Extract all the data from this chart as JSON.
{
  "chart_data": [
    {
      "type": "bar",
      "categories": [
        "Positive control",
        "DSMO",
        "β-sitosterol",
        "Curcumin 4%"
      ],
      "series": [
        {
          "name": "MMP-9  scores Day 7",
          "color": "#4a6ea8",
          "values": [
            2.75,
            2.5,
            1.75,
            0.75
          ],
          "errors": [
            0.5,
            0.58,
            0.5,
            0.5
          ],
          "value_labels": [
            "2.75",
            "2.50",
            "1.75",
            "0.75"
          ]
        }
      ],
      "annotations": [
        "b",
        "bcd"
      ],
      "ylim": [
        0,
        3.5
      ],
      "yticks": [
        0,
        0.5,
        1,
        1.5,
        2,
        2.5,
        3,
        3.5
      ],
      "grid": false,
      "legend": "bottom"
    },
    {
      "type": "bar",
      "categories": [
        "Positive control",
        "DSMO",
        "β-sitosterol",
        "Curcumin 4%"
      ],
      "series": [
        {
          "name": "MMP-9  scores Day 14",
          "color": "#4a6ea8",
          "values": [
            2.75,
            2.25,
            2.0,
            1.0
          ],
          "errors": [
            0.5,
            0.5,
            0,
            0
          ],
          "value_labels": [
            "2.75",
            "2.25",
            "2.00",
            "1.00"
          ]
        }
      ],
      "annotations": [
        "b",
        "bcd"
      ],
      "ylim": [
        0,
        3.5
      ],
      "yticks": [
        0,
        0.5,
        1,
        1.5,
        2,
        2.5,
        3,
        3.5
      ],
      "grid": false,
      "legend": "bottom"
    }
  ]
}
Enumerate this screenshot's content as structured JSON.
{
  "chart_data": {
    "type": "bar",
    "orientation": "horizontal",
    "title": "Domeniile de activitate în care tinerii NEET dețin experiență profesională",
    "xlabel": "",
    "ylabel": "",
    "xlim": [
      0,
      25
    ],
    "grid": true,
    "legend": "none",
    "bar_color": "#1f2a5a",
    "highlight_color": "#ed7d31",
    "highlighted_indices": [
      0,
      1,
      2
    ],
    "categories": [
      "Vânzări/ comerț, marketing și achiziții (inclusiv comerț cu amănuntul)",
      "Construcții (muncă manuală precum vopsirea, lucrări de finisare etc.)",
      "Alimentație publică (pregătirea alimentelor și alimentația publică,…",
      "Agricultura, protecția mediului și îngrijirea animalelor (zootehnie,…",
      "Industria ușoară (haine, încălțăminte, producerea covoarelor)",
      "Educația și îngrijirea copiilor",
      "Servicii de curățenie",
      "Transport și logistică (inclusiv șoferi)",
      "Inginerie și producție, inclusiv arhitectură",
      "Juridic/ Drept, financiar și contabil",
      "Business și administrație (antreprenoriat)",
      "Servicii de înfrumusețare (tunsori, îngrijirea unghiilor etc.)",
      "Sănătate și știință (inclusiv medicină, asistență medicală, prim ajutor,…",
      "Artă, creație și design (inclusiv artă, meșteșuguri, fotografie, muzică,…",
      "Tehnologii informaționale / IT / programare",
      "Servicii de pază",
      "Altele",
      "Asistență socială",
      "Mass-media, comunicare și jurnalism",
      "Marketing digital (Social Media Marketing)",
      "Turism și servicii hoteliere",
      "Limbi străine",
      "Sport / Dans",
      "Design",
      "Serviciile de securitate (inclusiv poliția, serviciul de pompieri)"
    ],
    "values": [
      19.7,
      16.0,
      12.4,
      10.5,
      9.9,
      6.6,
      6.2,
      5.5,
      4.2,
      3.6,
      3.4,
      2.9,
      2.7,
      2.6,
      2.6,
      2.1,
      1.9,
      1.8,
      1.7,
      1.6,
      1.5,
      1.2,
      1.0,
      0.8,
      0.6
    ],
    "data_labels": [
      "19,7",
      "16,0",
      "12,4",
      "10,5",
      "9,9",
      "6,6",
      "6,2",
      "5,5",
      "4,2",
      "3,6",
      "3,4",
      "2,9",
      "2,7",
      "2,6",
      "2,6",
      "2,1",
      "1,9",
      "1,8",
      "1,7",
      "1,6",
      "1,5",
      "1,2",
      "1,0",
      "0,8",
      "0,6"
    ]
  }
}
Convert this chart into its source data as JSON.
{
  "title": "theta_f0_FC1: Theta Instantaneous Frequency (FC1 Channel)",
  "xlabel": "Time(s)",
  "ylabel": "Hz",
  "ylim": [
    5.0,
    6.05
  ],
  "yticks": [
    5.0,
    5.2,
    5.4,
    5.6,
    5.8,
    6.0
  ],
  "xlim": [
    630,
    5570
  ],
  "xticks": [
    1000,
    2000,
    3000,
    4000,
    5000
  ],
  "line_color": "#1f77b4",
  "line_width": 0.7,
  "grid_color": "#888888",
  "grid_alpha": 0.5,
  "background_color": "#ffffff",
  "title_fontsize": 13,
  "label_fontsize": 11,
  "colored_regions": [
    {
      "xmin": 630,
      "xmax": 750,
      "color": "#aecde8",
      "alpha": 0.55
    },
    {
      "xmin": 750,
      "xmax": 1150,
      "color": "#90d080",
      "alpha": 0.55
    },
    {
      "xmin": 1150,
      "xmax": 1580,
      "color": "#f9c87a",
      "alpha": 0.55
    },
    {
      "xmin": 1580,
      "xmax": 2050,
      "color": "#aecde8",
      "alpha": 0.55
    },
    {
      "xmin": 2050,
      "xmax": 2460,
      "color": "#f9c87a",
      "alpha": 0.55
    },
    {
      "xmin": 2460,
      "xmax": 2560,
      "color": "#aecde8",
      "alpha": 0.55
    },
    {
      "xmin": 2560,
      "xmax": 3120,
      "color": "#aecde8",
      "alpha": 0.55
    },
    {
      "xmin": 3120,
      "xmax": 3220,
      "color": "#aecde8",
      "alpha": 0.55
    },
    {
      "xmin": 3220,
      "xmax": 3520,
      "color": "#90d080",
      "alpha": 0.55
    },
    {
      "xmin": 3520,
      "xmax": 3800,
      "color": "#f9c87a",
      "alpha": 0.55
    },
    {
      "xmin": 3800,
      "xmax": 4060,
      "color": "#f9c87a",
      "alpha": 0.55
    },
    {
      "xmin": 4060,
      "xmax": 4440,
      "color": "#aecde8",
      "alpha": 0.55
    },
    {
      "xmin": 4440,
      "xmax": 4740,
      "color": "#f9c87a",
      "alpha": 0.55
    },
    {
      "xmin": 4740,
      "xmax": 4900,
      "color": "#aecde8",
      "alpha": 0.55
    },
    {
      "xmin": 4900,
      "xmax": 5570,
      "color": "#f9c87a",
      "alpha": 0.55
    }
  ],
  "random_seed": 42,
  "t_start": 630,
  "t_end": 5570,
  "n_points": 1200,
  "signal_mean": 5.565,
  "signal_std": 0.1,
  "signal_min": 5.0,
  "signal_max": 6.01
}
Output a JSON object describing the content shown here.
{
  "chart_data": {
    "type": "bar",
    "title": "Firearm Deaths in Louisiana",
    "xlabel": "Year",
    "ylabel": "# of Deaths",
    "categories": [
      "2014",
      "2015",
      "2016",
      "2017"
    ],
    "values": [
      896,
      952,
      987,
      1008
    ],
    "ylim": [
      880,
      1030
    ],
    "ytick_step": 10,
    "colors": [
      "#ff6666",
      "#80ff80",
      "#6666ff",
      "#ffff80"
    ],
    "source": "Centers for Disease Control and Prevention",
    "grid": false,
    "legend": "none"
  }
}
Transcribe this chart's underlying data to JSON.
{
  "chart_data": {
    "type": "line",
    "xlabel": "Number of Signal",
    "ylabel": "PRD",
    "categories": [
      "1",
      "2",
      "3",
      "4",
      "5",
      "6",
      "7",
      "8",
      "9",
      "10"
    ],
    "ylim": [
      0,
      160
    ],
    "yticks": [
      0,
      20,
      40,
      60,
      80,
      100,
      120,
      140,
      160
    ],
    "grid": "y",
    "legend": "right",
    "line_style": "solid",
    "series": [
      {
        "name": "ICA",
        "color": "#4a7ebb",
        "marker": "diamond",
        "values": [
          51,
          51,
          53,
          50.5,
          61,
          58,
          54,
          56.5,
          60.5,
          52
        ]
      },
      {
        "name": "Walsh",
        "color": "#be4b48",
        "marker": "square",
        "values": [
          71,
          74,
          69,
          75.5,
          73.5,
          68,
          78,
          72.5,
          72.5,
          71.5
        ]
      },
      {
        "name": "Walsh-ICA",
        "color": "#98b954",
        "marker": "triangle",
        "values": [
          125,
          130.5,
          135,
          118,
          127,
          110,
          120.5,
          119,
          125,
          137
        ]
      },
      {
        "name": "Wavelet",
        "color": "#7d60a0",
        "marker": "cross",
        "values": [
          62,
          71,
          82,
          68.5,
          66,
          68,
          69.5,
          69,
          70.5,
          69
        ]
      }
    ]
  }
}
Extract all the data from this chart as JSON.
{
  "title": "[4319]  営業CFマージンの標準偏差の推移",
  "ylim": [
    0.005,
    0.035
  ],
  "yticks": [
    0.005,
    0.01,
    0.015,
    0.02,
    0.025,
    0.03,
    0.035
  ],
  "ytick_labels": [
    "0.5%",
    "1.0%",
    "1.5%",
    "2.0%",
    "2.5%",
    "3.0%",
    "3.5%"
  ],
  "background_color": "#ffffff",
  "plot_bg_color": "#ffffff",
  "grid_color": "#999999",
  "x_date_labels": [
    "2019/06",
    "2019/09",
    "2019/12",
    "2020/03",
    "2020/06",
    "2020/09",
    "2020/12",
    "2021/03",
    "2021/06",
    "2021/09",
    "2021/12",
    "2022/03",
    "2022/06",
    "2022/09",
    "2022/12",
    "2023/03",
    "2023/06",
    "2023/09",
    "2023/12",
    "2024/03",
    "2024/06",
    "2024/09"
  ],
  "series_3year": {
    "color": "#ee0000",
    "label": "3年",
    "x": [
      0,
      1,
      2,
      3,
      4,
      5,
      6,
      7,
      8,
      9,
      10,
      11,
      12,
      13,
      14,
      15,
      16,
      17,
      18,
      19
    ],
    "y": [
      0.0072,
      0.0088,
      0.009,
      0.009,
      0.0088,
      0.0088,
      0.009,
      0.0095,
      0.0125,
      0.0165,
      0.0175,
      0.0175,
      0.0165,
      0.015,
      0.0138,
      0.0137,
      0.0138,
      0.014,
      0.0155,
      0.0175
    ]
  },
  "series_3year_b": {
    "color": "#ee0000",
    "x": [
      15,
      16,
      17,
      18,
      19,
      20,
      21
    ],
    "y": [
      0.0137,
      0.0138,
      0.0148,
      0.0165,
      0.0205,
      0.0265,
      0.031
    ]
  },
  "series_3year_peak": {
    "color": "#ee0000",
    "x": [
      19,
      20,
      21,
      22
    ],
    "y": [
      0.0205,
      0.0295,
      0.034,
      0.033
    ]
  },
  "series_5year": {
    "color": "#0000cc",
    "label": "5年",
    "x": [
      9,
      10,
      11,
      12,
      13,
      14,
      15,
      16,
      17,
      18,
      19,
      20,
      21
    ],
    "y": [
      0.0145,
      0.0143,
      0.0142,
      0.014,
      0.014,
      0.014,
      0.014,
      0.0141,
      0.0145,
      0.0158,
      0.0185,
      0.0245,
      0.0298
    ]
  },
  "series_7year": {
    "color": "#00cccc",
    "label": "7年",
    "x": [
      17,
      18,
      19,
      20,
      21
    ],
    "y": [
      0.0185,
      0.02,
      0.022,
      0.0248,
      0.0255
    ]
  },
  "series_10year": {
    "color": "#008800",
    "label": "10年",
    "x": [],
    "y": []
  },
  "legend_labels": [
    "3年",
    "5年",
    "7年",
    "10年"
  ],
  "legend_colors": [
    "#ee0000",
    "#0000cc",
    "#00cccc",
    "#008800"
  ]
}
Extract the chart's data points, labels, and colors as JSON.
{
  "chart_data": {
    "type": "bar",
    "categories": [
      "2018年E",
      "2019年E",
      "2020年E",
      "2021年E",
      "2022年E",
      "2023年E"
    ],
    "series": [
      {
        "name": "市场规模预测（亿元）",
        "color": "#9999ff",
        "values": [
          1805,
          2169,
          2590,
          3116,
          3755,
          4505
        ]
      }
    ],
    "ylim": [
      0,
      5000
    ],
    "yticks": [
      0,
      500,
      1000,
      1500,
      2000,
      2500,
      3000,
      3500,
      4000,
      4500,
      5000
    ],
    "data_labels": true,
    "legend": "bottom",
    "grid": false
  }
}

=-=-=-=-=

--- Task instructions ---
List each line in the listing that contains the string "Deaths".

--- Output for this task ---
    "title": "Firearm Deaths in Louisiana",
    "ylabel": "# of Deaths",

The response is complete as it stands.